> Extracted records
- - - - - - -

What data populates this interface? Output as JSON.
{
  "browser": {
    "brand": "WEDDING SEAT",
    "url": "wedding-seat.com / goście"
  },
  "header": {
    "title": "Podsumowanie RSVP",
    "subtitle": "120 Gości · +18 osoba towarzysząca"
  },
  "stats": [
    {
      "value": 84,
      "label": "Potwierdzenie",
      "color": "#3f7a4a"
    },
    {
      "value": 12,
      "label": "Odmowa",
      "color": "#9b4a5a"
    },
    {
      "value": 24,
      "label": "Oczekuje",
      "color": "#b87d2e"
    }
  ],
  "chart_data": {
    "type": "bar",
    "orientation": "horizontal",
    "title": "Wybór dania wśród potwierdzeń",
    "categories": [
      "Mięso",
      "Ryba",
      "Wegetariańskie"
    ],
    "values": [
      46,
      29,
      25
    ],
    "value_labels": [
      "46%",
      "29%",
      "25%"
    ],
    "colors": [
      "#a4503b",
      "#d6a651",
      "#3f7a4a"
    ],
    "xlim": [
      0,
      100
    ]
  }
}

- - - - - - -

> WHAT IS NEEDED
Write out every entry again exactly, please, with nothing missing.

> EXERCISE ANSWER
What data populates this interface? Output as JSON.
{
  "browser": {
    "brand": "WEDDING SEAT",
    "url": "wedding-seat.com / goście"
  },
  "header": {
    "title": "Podsumowanie RSVP",
    "subtitle": "120 Gości · +18 osoba towarzysząca"
  },
  "stats": [
    {
      "value": 84,
      "label": "Potwierdzenie",
      "color": "#3f7a4a"
    },
    {
      "value": 12,
      "label": "Odmowa",
      "color": "#9b4a5a"
    },
    {
      "value": 24,
      "label": "Oczekuje",
      "color": "#b87d2e"
    }
  ],
  "chart_data": {
    "type": "bar",
    "orientation": "horizontal",
    "title": "Wybór dania wśród potwierdzeń",
    "categories": [
      "Mięso",
      "Ryba",
      "Wegetariańskie"
    ],
    "values": [
      46,
      29,
      25
    ],
    "value_labels": [
      "46%",
      "29%",
      "25%"
    ],
    "colors": [
      "#a4503b",
      "#d6a651",
      "#3f7a4a"
    ],
    "xlim": [
      0,
      100
    ]
  }
}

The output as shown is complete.